** start of Records provided **
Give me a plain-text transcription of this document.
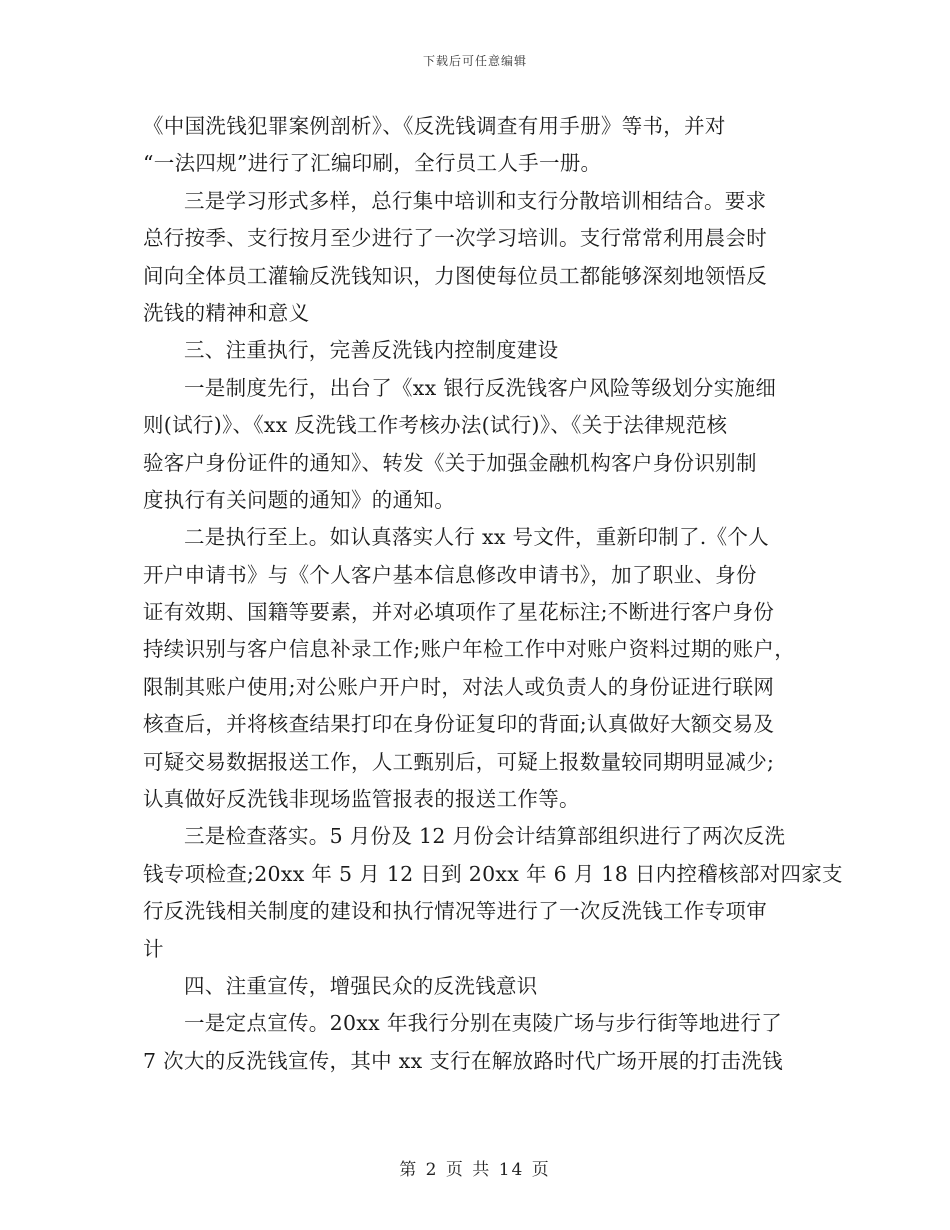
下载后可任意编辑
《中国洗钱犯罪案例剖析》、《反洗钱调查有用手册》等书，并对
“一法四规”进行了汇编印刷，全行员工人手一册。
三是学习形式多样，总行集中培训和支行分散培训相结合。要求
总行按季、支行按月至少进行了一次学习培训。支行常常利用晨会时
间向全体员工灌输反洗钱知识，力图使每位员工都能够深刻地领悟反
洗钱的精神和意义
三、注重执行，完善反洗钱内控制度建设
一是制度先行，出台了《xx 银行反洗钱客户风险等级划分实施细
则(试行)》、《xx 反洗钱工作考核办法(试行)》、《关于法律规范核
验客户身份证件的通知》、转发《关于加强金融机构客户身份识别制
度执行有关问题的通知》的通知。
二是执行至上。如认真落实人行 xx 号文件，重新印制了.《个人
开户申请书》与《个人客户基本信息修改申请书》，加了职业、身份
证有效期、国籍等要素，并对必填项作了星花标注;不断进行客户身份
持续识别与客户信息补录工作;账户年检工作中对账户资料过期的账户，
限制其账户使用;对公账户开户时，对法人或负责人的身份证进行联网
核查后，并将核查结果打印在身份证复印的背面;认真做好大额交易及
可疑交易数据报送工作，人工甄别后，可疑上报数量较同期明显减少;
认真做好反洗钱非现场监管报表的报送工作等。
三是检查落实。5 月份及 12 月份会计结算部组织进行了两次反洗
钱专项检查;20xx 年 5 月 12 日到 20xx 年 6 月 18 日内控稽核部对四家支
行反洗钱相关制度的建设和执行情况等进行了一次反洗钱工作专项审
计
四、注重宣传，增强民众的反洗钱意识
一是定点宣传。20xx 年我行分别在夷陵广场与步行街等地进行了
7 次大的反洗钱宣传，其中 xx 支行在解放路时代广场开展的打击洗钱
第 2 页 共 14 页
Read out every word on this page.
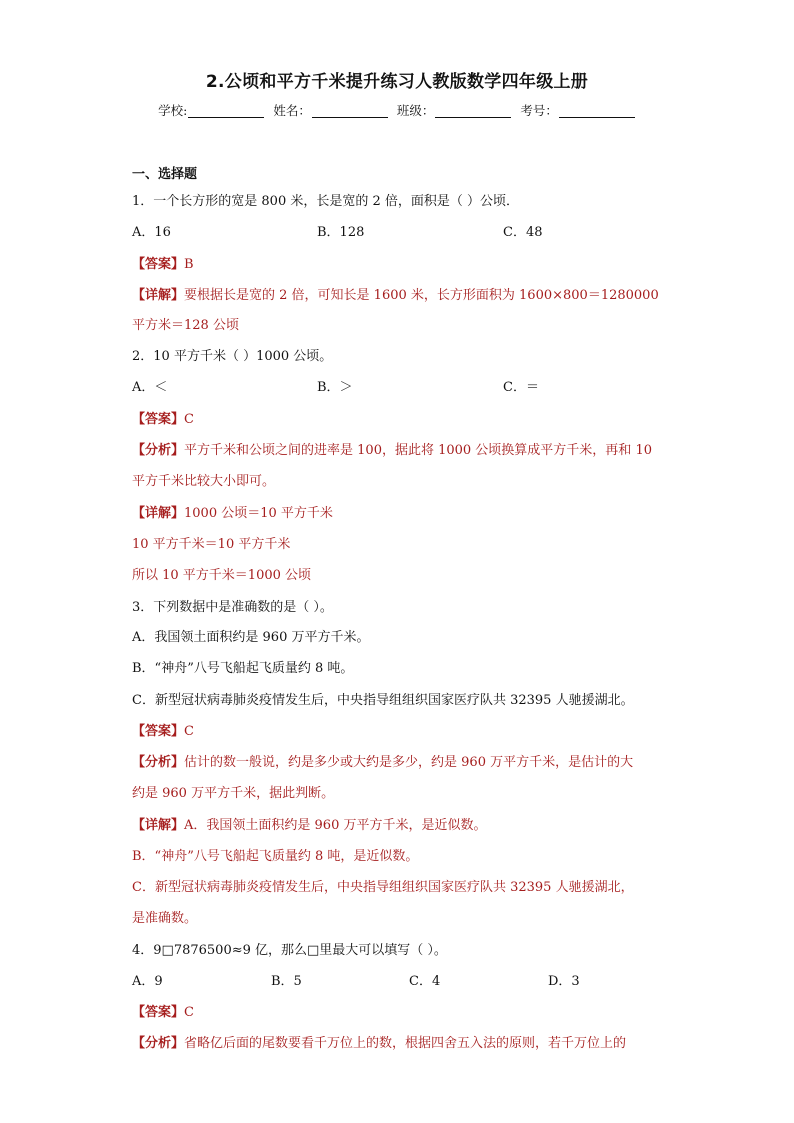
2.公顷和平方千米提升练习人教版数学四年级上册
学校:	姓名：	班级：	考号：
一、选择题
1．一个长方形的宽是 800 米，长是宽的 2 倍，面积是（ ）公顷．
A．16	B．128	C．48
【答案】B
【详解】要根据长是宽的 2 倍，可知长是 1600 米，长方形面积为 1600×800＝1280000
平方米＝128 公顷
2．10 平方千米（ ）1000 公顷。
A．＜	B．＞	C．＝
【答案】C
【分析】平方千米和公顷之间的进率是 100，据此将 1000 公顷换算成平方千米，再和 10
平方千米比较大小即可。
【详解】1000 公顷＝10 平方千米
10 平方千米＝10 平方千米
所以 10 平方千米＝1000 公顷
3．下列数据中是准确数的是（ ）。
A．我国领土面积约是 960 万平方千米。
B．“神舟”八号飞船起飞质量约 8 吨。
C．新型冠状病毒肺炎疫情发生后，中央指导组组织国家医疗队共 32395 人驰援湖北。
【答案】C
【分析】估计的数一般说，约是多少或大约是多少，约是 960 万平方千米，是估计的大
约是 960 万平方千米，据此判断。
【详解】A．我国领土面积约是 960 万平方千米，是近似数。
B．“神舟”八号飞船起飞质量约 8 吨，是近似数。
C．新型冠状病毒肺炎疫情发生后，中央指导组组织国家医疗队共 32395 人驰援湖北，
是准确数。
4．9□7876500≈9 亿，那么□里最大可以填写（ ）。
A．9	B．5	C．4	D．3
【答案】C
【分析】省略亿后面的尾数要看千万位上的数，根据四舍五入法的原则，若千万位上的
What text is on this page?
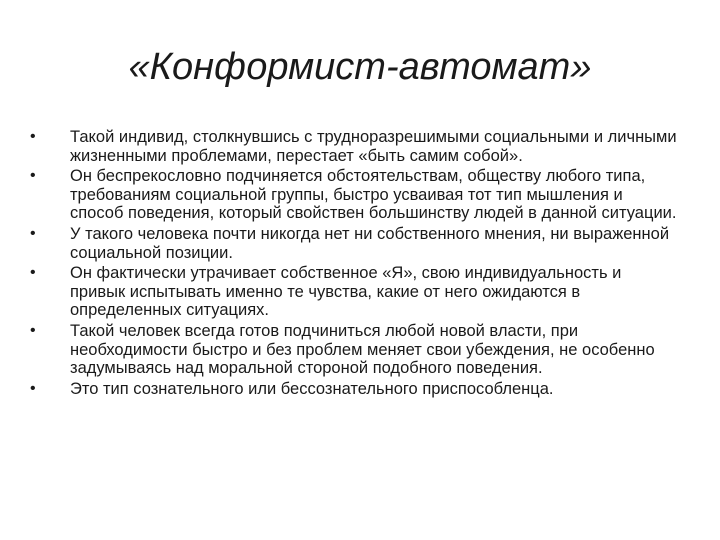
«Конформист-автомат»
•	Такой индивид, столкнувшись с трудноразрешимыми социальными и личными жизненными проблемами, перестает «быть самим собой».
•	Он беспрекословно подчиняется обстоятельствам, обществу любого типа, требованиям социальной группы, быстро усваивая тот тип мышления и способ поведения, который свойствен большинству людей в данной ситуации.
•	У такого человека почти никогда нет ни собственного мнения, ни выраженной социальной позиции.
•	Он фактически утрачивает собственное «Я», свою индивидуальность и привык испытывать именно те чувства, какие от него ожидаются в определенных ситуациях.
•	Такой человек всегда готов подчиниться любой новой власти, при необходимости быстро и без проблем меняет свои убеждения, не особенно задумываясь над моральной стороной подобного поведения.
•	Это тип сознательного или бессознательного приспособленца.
** end of Records provided **
**Aim of the exercise**.
Transcribe all entries above exactly. Drop the pictures.

**Expected answer**.
Give me a plain-text transcription of this document.
下载后可任意编辑
《中国洗钱犯罪案例剖析》、《反洗钱调查有用手册》等书，并对
“一法四规”进行了汇编印刷，全行员工人手一册。
三是学习形式多样，总行集中培训和支行分散培训相结合。要求
总行按季、支行按月至少进行了一次学习培训。支行常常利用晨会时
间向全体员工灌输反洗钱知识，力图使每位员工都能够深刻地领悟反
洗钱的精神和意义
三、注重执行，完善反洗钱内控制度建设
一是制度先行，出台了《xx 银行反洗钱客户风险等级划分实施细
则(试行)》、《xx 反洗钱工作考核办法(试行)》、《关于法律规范核
验客户身份证件的通知》、转发《关于加强金融机构客户身份识别制
度执行有关问题的通知》的通知。
二是执行至上。如认真落实人行 xx 号文件，重新印制了.《个人
开户申请书》与《个人客户基本信息修改申请书》，加了职业、身份
证有效期、国籍等要素，并对必填项作了星花标注;不断进行客户身份
持续识别与客户信息补录工作;账户年检工作中对账户资料过期的账户，
限制其账户使用;对公账户开户时，对法人或负责人的身份证进行联网
核查后，并将核查结果打印在身份证复印的背面;认真做好大额交易及
可疑交易数据报送工作，人工甄别后，可疑上报数量较同期明显减少;
认真做好反洗钱非现场监管报表的报送工作等。
三是检查落实。5 月份及 12 月份会计结算部组织进行了两次反洗
钱专项检查;20xx 年 5 月 12 日到 20xx 年 6 月 18 日内控稽核部对四家支
行反洗钱相关制度的建设和执行情况等进行了一次反洗钱工作专项审
计
四、注重宣传，增强民众的反洗钱意识
一是定点宣传。20xx 年我行分别在夷陵广场与步行街等地进行了
7 次大的反洗钱宣传，其中 xx 支行在解放路时代广场开展的打击洗钱
第 2 页 共 14 页
Read out every word on this page.
2.公顷和平方千米提升练习人教版数学四年级上册
学校:	姓名：	班级：	考号：
一、选择题
1．一个长方形的宽是 800 米，长是宽的 2 倍，面积是（ ）公顷．
A．16	B．128	C．48
【答案】B
【详解】要根据长是宽的 2 倍，可知长是 1600 米，长方形面积为 1600×800＝1280000
平方米＝128 公顷
2．10 平方千米（ ）1000 公顷。
A．＜	B．＞	C．＝
【答案】C
【分析】平方千米和公顷之间的进率是 100，据此将 1000 公顷换算成平方千米，再和 10
平方千米比较大小即可。
【详解】1000 公顷＝10 平方千米
10 平方千米＝10 平方千米
所以 10 平方千米＝1000 公顷
3．下列数据中是准确数的是（ ）。
A．我国领土面积约是 960 万平方千米。
B．“神舟”八号飞船起飞质量约 8 吨。
C．新型冠状病毒肺炎疫情发生后，中央指导组组织国家医疗队共 32395 人驰援湖北。
【答案】C
【分析】估计的数一般说，约是多少或大约是多少，约是 960 万平方千米，是估计的大
约是 960 万平方千米，据此判断。
【详解】A．我国领土面积约是 960 万平方千米，是近似数。
B．“神舟”八号飞船起飞质量约 8 吨，是近似数。
C．新型冠状病毒肺炎疫情发生后，中央指导组组织国家医疗队共 32395 人驰援湖北，
是准确数。
4．9□7876500≈9 亿，那么□里最大可以填写（ ）。
A．9	B．5	C．4	D．3
【答案】C
【分析】省略亿后面的尾数要看千万位上的数，根据四舍五入法的原则，若千万位上的
What text is on this page?
«Конформист-автомат»
•	Такой индивид, столкнувшись с трудноразрешимыми социальными и личными жизненными проблемами, перестает «быть самим собой».
•	Он беспрекословно подчиняется обстоятельствам, обществу любого типа, требованиям социальной группы, быстро усваивая тот тип мышления и способ поведения, который свойствен большинству людей в данной ситуации.
•	У такого человека почти никогда нет ни собственного мнения, ни выраженной социальной позиции.
•	Он фактически утрачивает собственное «Я», свою индивидуальность и привык испытывать именно те чувства, какие от него ожидаются в определенных ситуациях.
•	Такой человек всегда готов подчиниться любой новой власти, при необходимости быстро и без проблем меняет свои убеждения, не особенно задумываясь над моральной стороной подобного поведения.
•	Это тип сознательного или бессознательного приспособленца.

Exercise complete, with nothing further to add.